[start DATASET RECORDS]

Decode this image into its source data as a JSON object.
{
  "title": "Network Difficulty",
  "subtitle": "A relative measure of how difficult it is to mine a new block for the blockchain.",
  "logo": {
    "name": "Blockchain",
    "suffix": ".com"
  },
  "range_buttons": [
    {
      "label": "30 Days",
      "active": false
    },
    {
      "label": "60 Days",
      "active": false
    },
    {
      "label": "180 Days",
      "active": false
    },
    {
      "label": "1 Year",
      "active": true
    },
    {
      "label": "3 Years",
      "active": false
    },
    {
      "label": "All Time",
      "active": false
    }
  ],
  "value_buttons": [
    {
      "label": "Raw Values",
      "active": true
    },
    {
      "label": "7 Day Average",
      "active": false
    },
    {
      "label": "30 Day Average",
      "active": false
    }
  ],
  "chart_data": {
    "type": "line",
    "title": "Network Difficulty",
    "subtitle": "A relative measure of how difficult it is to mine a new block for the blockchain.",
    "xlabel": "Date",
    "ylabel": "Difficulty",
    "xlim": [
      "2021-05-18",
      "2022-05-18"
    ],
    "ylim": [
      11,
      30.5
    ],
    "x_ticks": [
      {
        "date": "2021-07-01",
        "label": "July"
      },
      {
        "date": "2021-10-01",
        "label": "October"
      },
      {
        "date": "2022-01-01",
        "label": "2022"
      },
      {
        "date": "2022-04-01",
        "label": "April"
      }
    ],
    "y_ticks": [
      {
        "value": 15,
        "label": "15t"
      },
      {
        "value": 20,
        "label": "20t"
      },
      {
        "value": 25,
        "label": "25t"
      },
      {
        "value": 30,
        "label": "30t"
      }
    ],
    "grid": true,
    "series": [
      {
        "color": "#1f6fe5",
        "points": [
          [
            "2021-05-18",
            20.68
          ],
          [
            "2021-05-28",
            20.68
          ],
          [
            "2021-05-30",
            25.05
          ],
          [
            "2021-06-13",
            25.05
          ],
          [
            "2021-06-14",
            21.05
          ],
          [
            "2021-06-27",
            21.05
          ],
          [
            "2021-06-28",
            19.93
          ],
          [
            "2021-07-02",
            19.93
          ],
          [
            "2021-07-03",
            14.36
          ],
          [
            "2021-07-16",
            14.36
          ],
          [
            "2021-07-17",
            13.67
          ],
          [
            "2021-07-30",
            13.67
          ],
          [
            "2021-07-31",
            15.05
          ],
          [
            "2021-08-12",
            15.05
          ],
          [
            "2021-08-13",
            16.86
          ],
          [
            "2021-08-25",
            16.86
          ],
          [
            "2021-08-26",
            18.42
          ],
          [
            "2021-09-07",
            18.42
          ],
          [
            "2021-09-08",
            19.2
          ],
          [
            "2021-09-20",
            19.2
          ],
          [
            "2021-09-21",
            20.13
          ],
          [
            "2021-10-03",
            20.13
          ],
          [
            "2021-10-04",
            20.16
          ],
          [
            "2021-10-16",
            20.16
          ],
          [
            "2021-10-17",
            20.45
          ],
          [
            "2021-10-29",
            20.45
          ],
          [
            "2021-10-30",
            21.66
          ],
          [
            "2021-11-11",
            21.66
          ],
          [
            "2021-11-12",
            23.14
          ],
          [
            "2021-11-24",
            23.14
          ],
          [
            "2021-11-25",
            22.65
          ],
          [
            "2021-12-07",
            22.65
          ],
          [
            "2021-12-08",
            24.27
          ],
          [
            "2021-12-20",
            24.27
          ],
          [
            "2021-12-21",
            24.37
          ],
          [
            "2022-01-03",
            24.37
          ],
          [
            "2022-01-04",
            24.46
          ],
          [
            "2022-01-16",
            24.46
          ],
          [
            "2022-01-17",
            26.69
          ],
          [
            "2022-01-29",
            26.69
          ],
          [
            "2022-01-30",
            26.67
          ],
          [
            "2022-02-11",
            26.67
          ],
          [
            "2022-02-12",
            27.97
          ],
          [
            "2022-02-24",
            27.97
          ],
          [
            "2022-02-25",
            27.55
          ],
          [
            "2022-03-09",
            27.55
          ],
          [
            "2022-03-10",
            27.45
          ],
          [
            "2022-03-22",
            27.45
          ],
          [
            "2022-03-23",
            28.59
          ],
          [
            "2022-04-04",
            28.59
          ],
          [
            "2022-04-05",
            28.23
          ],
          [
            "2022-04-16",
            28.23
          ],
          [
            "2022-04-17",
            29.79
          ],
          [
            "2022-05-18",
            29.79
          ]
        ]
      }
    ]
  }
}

[end DATASET RECORDS]

STATED EXERCISE: Extract every line of the records above that contains the word "Network".

COMPLETE RESPONSE:
  "title": "Network Difficulty",
    "title": "Network Difficulty",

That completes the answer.